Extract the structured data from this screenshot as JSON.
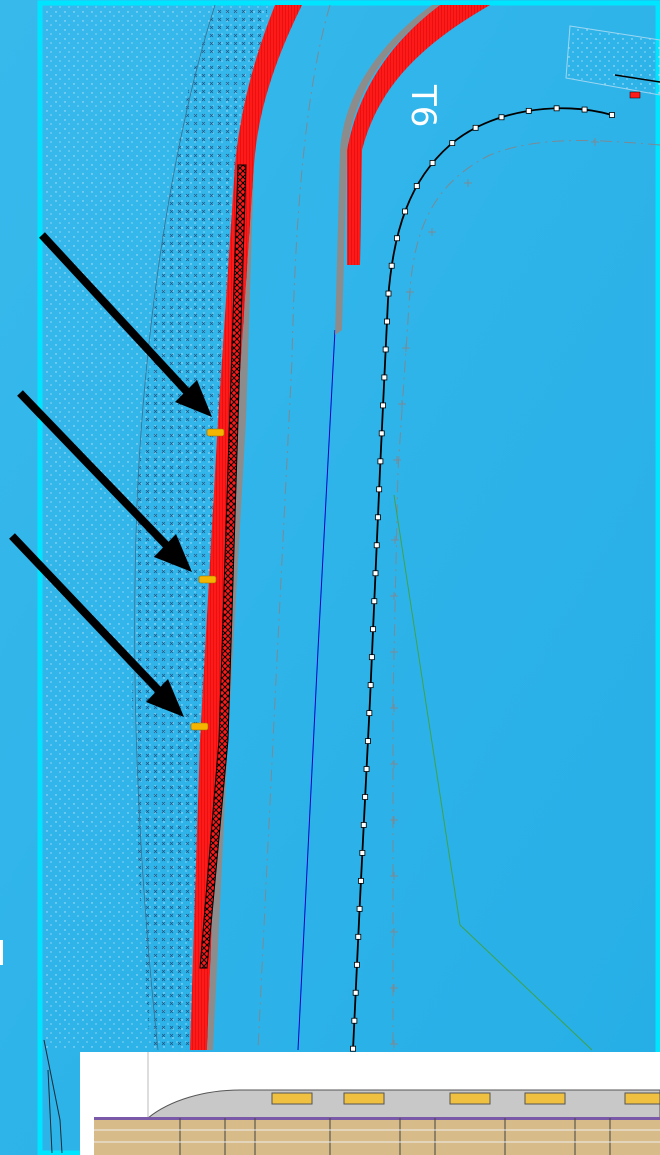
{
  "diagram": {
    "corner_label": "T6",
    "colors": {
      "background": "#2fb4e9",
      "frame": "#00e5ff",
      "barrier": "#ff1a1a",
      "kerb_grey": "#8c8c8c",
      "marker": "#f4b400",
      "arrow": "#000000",
      "racing_line": "#0000cc",
      "green_line": "#3fa24a",
      "inset_track": "#d7bc8a"
    },
    "markers": [
      {
        "name": "marker-1"
      },
      {
        "name": "marker-2"
      },
      {
        "name": "marker-3"
      }
    ],
    "arrows": [
      {
        "name": "arrow-to-marker-1"
      },
      {
        "name": "arrow-to-marker-2"
      },
      {
        "name": "arrow-to-marker-3"
      }
    ]
  }
}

Stated goal - Copy every record above exactly as written, but leave out the pictures.

Solution -
Extract the structured data from this screenshot as JSON.
{
  "diagram": {
    "corner_label": "T6",
    "colors": {
      "background": "#2fb4e9",
      "frame": "#00e5ff",
      "barrier": "#ff1a1a",
      "kerb_grey": "#8c8c8c",
      "marker": "#f4b400",
      "arrow": "#000000",
      "racing_line": "#0000cc",
      "green_line": "#3fa24a",
      "inset_track": "#d7bc8a"
    },
    "markers": [
      {
        "name": "marker-1"
      },
      {
        "name": "marker-2"
      },
      {
        "name": "marker-3"
      }
    ],
    "arrows": [
      {
        "name": "arrow-to-marker-1"
      },
      {
        "name": "arrow-to-marker-2"
      },
      {
        "name": "arrow-to-marker-3"
      }
    ]
  }
}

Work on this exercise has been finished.